Given data:
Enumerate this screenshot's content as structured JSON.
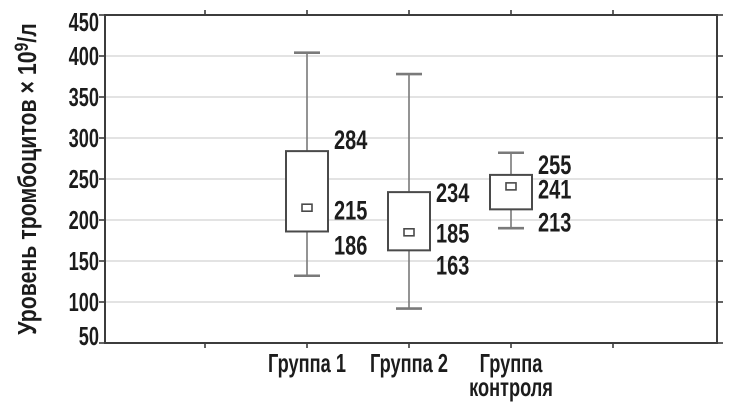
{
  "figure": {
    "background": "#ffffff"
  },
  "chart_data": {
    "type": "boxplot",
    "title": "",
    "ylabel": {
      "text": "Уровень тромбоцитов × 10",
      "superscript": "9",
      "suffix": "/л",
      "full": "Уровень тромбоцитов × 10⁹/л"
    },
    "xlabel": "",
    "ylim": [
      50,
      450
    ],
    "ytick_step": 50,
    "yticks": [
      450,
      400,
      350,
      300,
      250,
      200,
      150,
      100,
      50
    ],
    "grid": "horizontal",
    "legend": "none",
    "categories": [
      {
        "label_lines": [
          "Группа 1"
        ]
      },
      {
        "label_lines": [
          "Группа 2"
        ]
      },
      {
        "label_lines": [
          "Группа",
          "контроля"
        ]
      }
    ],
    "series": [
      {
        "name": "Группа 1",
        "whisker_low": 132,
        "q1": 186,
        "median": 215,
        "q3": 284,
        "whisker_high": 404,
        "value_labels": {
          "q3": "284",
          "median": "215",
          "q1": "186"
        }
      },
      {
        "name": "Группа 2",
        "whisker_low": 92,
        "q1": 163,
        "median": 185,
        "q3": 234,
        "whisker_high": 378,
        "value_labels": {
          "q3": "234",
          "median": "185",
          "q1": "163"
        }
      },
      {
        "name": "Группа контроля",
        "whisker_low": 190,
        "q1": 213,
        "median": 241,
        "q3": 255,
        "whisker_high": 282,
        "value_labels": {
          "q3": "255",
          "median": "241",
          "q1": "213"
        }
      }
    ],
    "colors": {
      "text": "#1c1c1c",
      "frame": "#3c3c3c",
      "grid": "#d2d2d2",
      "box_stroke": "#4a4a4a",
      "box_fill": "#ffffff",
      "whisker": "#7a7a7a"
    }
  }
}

Requirement:
Take the listing above and restate it word for word, without its pictures.

Solution:
Enumerate this screenshot's content as structured JSON.
{
  "figure": {
    "background": "#ffffff"
  },
  "chart_data": {
    "type": "boxplot",
    "title": "",
    "ylabel": {
      "text": "Уровень тромбоцитов × 10",
      "superscript": "9",
      "suffix": "/л",
      "full": "Уровень тромбоцитов × 10⁹/л"
    },
    "xlabel": "",
    "ylim": [
      50,
      450
    ],
    "ytick_step": 50,
    "yticks": [
      450,
      400,
      350,
      300,
      250,
      200,
      150,
      100,
      50
    ],
    "grid": "horizontal",
    "legend": "none",
    "categories": [
      {
        "label_lines": [
          "Группа 1"
        ]
      },
      {
        "label_lines": [
          "Группа 2"
        ]
      },
      {
        "label_lines": [
          "Группа",
          "контроля"
        ]
      }
    ],
    "series": [
      {
        "name": "Группа 1",
        "whisker_low": 132,
        "q1": 186,
        "median": 215,
        "q3": 284,
        "whisker_high": 404,
        "value_labels": {
          "q3": "284",
          "median": "215",
          "q1": "186"
        }
      },
      {
        "name": "Группа 2",
        "whisker_low": 92,
        "q1": 163,
        "median": 185,
        "q3": 234,
        "whisker_high": 378,
        "value_labels": {
          "q3": "234",
          "median": "185",
          "q1": "163"
        }
      },
      {
        "name": "Группа контроля",
        "whisker_low": 190,
        "q1": 213,
        "median": 241,
        "q3": 255,
        "whisker_high": 282,
        "value_labels": {
          "q3": "255",
          "median": "241",
          "q1": "213"
        }
      }
    ],
    "colors": {
      "text": "#1c1c1c",
      "frame": "#3c3c3c",
      "grid": "#d2d2d2",
      "box_stroke": "#4a4a4a",
      "box_fill": "#ffffff",
      "whisker": "#7a7a7a"
    }
  }
}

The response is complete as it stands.